Stated goal » All the entries need to be quoted exactly, apart from the pictures, which you should drop.

Records shown »

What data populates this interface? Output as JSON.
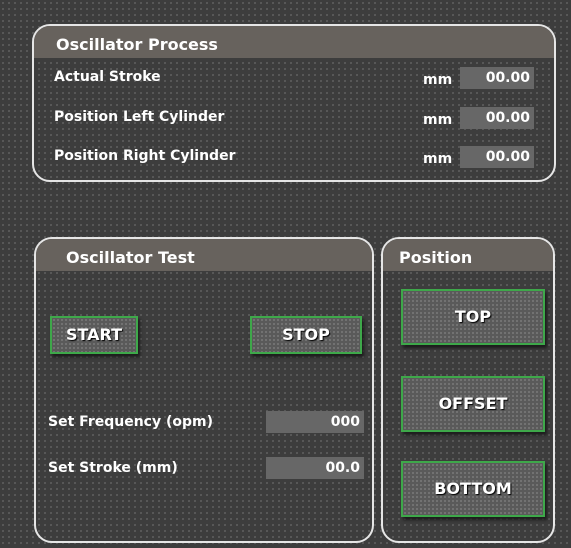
{
  "process": {
    "title": "Oscillator Process",
    "rows": [
      {
        "label": "Actual Stroke",
        "unit": "mm",
        "value": "00.00"
      },
      {
        "label": "Position Left Cylinder",
        "unit": "mm",
        "value": "00.00"
      },
      {
        "label": "Position Right Cylinder",
        "unit": "mm",
        "value": "00.00"
      }
    ]
  },
  "test": {
    "title": "Oscillator Test",
    "start_label": "START",
    "stop_label": "STOP",
    "frequency_label": "Set Frequency (opm)",
    "frequency_value": "000",
    "stroke_label": "Set Stroke (mm)",
    "stroke_value": "00.0"
  },
  "position": {
    "title": "Position",
    "top_label": "TOP",
    "offset_label": "OFFSET",
    "bottom_label": "BOTTOM"
  },
  "colors": {
    "background": "#3d3d3d",
    "panel_header": "#67625d",
    "panel_border": "#e6e6e6",
    "value_field": "#676767",
    "button_border": "#3ea84a"
  }
}
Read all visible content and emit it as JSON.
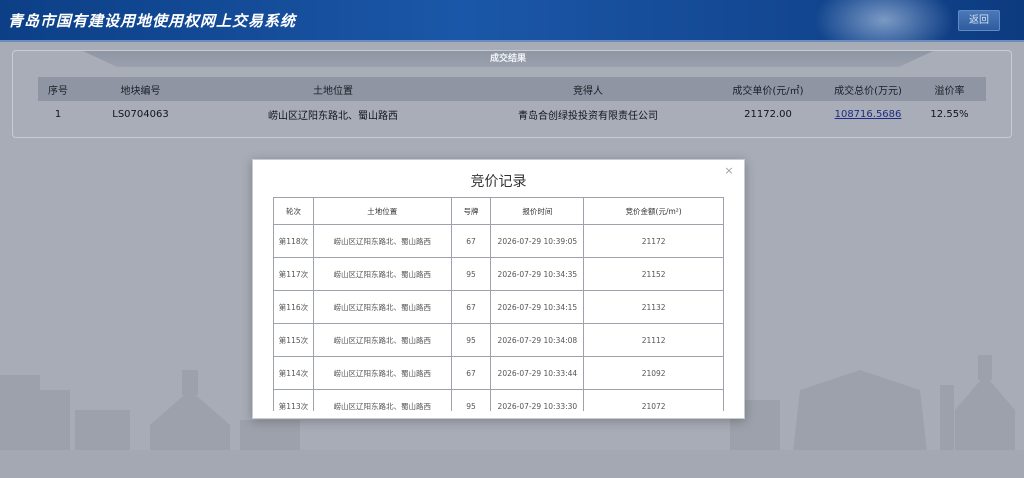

Response to the exercise »
What data populates this interface? Output as JSON.
{
  "process": {
    "title": "Oscillator Process",
    "rows": [
      {
        "label": "Actual Stroke",
        "unit": "mm",
        "value": "00.00"
      },
      {
        "label": "Position Left Cylinder",
        "unit": "mm",
        "value": "00.00"
      },
      {
        "label": "Position Right Cylinder",
        "unit": "mm",
        "value": "00.00"
      }
    ]
  },
  "test": {
    "title": "Oscillator Test",
    "start_label": "START",
    "stop_label": "STOP",
    "frequency_label": "Set Frequency (opm)",
    "frequency_value": "000",
    "stroke_label": "Set Stroke (mm)",
    "stroke_value": "00.0"
  },
  "position": {
    "title": "Position",
    "top_label": "TOP",
    "offset_label": "OFFSET",
    "bottom_label": "BOTTOM"
  },
  "colors": {
    "background": "#3d3d3d",
    "panel_header": "#67625d",
    "panel_border": "#e6e6e6",
    "value_field": "#676767",
    "button_border": "#3ea84a"
  }
}
Read all visible content and emit it as JSON.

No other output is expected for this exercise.